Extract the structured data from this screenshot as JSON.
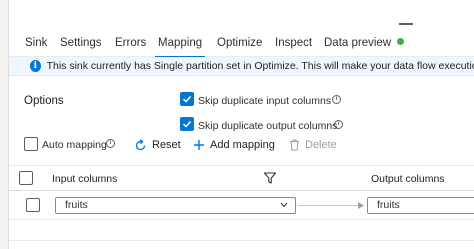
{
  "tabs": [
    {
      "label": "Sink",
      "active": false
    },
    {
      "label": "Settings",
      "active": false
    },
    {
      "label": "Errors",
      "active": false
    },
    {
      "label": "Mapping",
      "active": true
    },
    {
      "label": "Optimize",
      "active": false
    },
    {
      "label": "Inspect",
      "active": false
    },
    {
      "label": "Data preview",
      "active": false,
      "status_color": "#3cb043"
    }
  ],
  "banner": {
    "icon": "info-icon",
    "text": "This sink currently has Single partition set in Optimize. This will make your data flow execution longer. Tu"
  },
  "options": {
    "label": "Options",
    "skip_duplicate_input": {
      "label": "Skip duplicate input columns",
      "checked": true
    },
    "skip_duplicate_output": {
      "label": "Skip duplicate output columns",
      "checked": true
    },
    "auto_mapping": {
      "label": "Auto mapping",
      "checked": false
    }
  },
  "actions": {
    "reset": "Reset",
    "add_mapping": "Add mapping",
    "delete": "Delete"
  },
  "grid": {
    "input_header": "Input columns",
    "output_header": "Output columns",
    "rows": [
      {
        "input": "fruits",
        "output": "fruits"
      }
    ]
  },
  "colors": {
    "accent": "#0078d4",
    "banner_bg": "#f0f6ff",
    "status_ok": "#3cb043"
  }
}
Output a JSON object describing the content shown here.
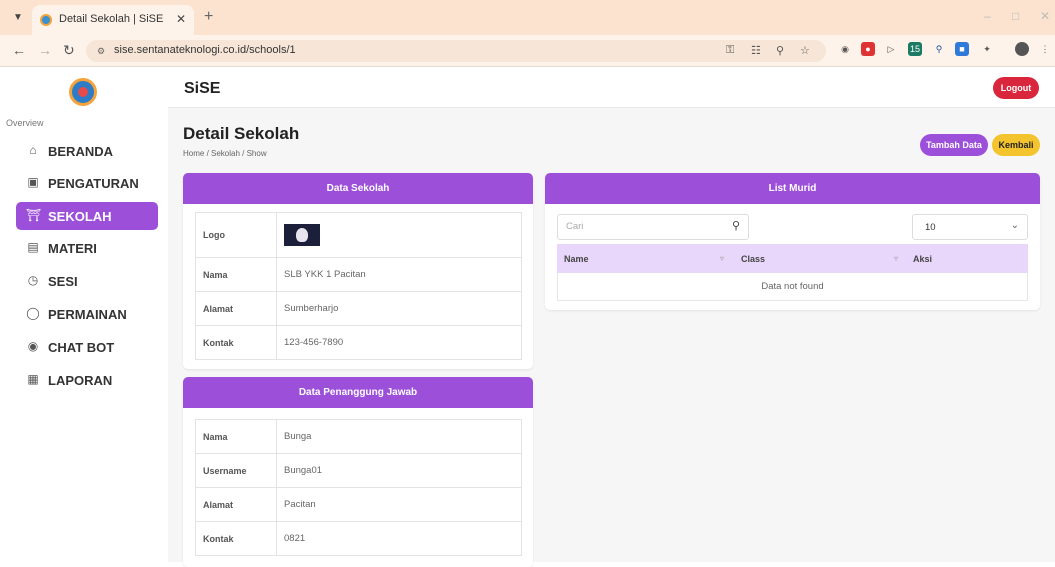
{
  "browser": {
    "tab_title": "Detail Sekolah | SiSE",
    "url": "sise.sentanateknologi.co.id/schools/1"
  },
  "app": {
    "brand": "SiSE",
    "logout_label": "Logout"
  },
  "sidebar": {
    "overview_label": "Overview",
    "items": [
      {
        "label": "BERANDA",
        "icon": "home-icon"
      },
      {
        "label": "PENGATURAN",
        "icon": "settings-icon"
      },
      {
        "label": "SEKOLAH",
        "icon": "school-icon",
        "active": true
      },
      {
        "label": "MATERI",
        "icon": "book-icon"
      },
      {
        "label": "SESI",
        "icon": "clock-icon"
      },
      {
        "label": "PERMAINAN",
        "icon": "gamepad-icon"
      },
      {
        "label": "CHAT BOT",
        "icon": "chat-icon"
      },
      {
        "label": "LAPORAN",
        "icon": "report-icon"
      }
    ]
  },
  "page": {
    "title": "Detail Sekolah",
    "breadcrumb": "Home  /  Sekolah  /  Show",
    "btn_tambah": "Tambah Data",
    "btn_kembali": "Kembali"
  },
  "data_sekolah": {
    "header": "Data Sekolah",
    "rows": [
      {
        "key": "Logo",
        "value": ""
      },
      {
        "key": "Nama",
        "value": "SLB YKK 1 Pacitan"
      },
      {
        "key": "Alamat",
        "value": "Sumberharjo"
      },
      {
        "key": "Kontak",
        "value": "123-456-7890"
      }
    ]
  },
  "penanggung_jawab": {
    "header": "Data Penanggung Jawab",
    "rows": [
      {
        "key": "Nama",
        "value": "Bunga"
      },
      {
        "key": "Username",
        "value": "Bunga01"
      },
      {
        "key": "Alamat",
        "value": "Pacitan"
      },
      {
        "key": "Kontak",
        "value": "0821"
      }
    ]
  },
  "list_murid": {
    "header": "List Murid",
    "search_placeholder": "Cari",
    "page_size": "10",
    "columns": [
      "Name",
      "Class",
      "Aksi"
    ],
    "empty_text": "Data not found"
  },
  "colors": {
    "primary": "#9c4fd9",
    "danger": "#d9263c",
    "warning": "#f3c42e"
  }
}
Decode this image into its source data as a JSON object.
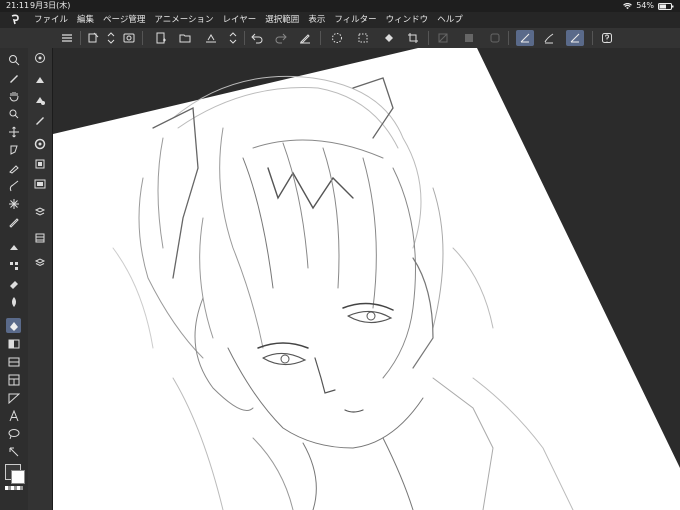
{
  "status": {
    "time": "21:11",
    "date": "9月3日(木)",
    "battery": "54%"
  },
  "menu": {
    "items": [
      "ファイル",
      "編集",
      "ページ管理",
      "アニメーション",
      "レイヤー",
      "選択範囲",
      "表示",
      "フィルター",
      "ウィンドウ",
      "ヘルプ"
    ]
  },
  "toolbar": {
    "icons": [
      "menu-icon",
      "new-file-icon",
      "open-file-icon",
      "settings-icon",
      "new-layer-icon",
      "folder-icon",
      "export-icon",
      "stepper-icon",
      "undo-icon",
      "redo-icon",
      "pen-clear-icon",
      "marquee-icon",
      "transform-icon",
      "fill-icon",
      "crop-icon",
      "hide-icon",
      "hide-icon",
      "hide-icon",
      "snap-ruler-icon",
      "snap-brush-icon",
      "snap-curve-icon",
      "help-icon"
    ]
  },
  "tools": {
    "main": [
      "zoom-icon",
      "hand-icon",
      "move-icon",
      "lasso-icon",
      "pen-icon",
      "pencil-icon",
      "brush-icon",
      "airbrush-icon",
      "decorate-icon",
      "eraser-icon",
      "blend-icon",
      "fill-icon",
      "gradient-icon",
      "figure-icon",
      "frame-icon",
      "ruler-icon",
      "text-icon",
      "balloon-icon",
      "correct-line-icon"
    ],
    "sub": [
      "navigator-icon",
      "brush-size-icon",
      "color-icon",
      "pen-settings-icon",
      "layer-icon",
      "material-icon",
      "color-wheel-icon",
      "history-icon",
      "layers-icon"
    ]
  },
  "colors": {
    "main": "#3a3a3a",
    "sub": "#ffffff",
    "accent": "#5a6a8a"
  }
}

• **EXERCISE REQUIREMENTS**: Give all the lines above again, character for character, without pictures.

• **EXERCISE RESPONSE**:
Extract the structured data from this screenshot as JSON.
{
  "tabs": [
    {
      "label": "Sink",
      "active": false
    },
    {
      "label": "Settings",
      "active": false
    },
    {
      "label": "Errors",
      "active": false
    },
    {
      "label": "Mapping",
      "active": true
    },
    {
      "label": "Optimize",
      "active": false
    },
    {
      "label": "Inspect",
      "active": false
    },
    {
      "label": "Data preview",
      "active": false,
      "status_color": "#3cb043"
    }
  ],
  "banner": {
    "icon": "info-icon",
    "text": "This sink currently has Single partition set in Optimize. This will make your data flow execution longer. Tu"
  },
  "options": {
    "label": "Options",
    "skip_duplicate_input": {
      "label": "Skip duplicate input columns",
      "checked": true
    },
    "skip_duplicate_output": {
      "label": "Skip duplicate output columns",
      "checked": true
    },
    "auto_mapping": {
      "label": "Auto mapping",
      "checked": false
    }
  },
  "actions": {
    "reset": "Reset",
    "add_mapping": "Add mapping",
    "delete": "Delete"
  },
  "grid": {
    "input_header": "Input columns",
    "output_header": "Output columns",
    "rows": [
      {
        "input": "fruits",
        "output": "fruits"
      }
    ]
  },
  "colors": {
    "accent": "#0078d4",
    "banner_bg": "#f0f6ff",
    "status_ok": "#3cb043"
  }
}
Output a JSON object describing the content shown here.
{
  "browser": {
    "tab_title": "Detail Sekolah | SiSE",
    "url": "sise.sentanateknologi.co.id/schools/1"
  },
  "app": {
    "brand": "SiSE",
    "logout_label": "Logout"
  },
  "sidebar": {
    "overview_label": "Overview",
    "items": [
      {
        "label": "BERANDA",
        "icon": "home-icon"
      },
      {
        "label": "PENGATURAN",
        "icon": "settings-icon"
      },
      {
        "label": "SEKOLAH",
        "icon": "school-icon",
        "active": true
      },
      {
        "label": "MATERI",
        "icon": "book-icon"
      },
      {
        "label": "SESI",
        "icon": "clock-icon"
      },
      {
        "label": "PERMAINAN",
        "icon": "gamepad-icon"
      },
      {
        "label": "CHAT BOT",
        "icon": "chat-icon"
      },
      {
        "label": "LAPORAN",
        "icon": "report-icon"
      }
    ]
  },
  "page": {
    "title": "Detail Sekolah",
    "breadcrumb": "Home  /  Sekolah  /  Show",
    "btn_tambah": "Tambah Data",
    "btn_kembali": "Kembali"
  },
  "data_sekolah": {
    "header": "Data Sekolah",
    "rows": [
      {
        "key": "Logo",
        "value": ""
      },
      {
        "key": "Nama",
        "value": "SLB YKK 1 Pacitan"
      },
      {
        "key": "Alamat",
        "value": "Sumberharjo"
      },
      {
        "key": "Kontak",
        "value": "123-456-7890"
      }
    ]
  },
  "penanggung_jawab": {
    "header": "Data Penanggung Jawab",
    "rows": [
      {
        "key": "Nama",
        "value": "Bunga"
      },
      {
        "key": "Username",
        "value": "Bunga01"
      },
      {
        "key": "Alamat",
        "value": "Pacitan"
      },
      {
        "key": "Kontak",
        "value": "0821"
      }
    ]
  },
  "list_murid": {
    "header": "List Murid",
    "search_placeholder": "Cari",
    "page_size": "10",
    "columns": [
      "Name",
      "Class",
      "Aksi"
    ],
    "empty_text": "Data not found"
  },
  "colors": {
    "primary": "#9c4fd9",
    "danger": "#d9263c",
    "warning": "#f3c42e"
  }
}
Decode this image into its source data as a JSON object.
{
  "status": {
    "time": "21:11",
    "date": "9月3日(木)",
    "battery": "54%"
  },
  "menu": {
    "items": [
      "ファイル",
      "編集",
      "ページ管理",
      "アニメーション",
      "レイヤー",
      "選択範囲",
      "表示",
      "フィルター",
      "ウィンドウ",
      "ヘルプ"
    ]
  },
  "toolbar": {
    "icons": [
      "menu-icon",
      "new-file-icon",
      "open-file-icon",
      "settings-icon",
      "new-layer-icon",
      "folder-icon",
      "export-icon",
      "stepper-icon",
      "undo-icon",
      "redo-icon",
      "pen-clear-icon",
      "marquee-icon",
      "transform-icon",
      "fill-icon",
      "crop-icon",
      "hide-icon",
      "hide-icon",
      "hide-icon",
      "snap-ruler-icon",
      "snap-brush-icon",
      "snap-curve-icon",
      "help-icon"
    ]
  },
  "tools": {
    "main": [
      "zoom-icon",
      "hand-icon",
      "move-icon",
      "lasso-icon",
      "pen-icon",
      "pencil-icon",
      "brush-icon",
      "airbrush-icon",
      "decorate-icon",
      "eraser-icon",
      "blend-icon",
      "fill-icon",
      "gradient-icon",
      "figure-icon",
      "frame-icon",
      "ruler-icon",
      "text-icon",
      "balloon-icon",
      "correct-line-icon"
    ],
    "sub": [
      "navigator-icon",
      "brush-size-icon",
      "color-icon",
      "pen-settings-icon",
      "layer-icon",
      "material-icon",
      "color-wheel-icon",
      "history-icon",
      "layers-icon"
    ]
  },
  "colors": {
    "main": "#3a3a3a",
    "sub": "#ffffff",
    "accent": "#5a6a8a"
  }
}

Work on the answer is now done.